──────── Data for the task

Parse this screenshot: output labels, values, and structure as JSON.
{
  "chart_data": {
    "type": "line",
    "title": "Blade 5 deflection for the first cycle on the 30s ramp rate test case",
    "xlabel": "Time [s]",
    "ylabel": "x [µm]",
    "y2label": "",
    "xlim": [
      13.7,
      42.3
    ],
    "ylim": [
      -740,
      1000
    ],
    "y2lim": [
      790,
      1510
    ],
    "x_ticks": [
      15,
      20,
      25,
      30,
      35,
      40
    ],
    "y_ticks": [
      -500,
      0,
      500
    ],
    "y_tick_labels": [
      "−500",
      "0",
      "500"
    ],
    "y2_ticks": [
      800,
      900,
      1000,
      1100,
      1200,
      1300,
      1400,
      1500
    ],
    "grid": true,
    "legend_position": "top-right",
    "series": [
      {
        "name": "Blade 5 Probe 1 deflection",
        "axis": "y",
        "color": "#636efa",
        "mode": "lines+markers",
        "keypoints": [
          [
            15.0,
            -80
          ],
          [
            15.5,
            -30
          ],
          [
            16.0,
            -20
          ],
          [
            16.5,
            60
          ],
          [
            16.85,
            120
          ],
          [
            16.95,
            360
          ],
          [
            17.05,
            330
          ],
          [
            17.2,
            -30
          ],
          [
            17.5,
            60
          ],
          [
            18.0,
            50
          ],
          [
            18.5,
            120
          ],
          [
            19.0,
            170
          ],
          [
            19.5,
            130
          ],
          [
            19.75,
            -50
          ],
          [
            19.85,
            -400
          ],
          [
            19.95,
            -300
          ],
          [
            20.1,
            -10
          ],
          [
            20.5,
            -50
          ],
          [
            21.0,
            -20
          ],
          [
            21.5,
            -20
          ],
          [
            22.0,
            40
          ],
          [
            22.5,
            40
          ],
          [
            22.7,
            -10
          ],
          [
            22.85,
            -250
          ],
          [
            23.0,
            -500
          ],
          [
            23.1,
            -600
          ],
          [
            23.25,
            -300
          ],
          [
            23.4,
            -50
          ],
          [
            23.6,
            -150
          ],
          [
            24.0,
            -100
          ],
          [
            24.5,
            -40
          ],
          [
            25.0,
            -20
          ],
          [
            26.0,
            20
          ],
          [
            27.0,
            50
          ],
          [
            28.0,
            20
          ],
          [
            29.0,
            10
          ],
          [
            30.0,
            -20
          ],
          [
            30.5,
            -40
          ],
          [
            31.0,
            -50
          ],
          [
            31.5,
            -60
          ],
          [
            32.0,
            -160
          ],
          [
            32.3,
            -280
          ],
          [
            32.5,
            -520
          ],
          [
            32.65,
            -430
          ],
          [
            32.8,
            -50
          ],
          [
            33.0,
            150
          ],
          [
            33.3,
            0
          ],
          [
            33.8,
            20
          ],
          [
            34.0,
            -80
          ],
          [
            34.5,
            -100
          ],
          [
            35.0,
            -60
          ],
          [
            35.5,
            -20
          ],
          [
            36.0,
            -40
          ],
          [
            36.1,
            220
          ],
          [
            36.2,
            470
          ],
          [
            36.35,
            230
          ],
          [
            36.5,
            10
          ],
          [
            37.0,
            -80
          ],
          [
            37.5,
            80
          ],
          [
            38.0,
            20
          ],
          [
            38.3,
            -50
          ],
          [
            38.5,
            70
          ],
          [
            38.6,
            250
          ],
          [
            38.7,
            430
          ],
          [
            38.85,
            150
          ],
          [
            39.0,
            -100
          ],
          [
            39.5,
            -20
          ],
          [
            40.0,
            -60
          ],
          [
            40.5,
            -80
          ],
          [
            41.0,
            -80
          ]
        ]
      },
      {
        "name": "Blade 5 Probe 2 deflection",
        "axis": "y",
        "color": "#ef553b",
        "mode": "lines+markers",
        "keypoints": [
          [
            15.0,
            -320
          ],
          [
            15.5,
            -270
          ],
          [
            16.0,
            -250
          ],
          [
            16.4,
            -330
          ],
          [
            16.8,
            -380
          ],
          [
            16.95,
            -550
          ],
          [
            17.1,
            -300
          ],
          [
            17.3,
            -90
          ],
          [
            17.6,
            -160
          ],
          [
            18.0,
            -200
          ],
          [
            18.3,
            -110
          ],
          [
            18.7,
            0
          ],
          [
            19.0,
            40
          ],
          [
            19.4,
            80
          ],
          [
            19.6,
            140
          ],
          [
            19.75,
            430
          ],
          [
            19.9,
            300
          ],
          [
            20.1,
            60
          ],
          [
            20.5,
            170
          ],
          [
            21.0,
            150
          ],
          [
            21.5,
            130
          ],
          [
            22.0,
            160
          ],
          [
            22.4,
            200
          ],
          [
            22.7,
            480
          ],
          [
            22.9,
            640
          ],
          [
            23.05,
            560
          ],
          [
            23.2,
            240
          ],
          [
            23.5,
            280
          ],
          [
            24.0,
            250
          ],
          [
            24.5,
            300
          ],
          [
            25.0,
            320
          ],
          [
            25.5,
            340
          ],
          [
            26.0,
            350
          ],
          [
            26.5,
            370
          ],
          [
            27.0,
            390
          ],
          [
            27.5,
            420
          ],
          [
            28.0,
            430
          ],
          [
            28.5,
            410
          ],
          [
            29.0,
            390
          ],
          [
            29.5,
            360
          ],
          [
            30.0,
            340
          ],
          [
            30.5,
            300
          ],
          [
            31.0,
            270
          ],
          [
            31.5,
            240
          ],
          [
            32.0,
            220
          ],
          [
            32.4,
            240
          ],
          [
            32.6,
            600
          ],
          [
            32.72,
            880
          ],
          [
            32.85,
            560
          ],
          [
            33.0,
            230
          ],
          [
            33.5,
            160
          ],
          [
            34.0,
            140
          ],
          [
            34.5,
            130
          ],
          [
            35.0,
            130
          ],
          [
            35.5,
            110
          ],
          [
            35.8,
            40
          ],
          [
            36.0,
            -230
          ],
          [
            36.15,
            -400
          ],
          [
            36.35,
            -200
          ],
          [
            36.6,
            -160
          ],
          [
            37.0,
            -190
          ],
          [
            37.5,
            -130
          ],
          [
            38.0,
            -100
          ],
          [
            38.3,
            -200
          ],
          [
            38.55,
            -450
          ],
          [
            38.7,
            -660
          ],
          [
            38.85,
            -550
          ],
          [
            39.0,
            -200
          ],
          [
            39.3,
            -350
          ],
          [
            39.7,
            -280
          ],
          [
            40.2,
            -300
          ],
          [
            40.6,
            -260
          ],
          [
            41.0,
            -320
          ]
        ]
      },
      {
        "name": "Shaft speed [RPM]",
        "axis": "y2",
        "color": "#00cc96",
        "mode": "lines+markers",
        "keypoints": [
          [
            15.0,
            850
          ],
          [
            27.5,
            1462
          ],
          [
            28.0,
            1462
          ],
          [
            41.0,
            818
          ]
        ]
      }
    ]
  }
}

────────────────
──────── Data for the task

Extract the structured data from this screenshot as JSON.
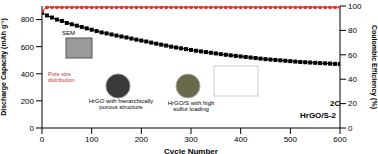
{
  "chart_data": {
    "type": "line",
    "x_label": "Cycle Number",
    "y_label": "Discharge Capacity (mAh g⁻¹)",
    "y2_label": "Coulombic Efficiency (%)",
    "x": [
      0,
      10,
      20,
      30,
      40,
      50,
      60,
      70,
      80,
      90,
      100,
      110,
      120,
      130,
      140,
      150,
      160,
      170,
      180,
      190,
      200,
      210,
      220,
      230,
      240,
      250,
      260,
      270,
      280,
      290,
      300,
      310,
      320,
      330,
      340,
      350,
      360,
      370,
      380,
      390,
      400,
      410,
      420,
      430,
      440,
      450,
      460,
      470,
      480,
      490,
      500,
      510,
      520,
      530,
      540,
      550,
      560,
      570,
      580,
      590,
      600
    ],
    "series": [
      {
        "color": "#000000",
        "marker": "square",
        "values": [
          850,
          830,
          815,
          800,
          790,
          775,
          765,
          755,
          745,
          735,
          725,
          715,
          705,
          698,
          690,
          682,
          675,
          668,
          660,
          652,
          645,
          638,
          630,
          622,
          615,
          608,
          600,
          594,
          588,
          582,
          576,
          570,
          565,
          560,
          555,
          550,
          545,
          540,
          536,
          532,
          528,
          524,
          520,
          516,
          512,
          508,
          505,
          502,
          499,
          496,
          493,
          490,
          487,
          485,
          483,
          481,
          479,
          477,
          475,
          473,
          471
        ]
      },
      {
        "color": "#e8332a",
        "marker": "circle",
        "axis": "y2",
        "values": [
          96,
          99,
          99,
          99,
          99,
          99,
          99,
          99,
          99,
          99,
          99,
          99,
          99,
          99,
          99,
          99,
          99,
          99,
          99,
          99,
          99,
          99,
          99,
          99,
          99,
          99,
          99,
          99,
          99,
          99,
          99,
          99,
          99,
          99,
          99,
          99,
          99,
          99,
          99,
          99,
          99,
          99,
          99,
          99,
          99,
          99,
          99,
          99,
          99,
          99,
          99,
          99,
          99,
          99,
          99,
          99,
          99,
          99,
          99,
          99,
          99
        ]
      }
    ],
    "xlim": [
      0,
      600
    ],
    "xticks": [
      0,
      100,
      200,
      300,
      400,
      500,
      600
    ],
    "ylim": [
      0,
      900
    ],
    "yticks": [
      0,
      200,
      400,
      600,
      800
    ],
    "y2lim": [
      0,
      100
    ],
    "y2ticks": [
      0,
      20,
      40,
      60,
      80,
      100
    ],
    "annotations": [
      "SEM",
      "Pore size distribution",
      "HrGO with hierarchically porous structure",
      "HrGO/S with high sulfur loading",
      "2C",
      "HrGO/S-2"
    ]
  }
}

────────────────
──────── Data for the task

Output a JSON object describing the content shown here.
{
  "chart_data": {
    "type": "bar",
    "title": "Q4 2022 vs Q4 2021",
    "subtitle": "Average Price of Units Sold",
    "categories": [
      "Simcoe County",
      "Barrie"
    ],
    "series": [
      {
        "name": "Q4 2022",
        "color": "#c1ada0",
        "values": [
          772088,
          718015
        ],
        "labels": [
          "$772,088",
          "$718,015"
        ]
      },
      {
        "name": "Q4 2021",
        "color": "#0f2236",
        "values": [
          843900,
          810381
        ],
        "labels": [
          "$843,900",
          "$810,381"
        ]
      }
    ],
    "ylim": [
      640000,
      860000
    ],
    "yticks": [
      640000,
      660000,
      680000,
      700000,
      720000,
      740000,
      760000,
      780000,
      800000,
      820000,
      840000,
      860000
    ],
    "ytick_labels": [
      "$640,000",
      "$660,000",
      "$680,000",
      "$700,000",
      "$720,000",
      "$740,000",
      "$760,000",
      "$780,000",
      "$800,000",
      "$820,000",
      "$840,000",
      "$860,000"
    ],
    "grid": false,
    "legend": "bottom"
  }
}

────────────────

## Exercise instructions
Copy out every line where the word "Probe" occurs.

## Exercise result
        "name": "Blade 5 Probe 1 deflection",
        "name": "Blade 5 Probe 2 deflection",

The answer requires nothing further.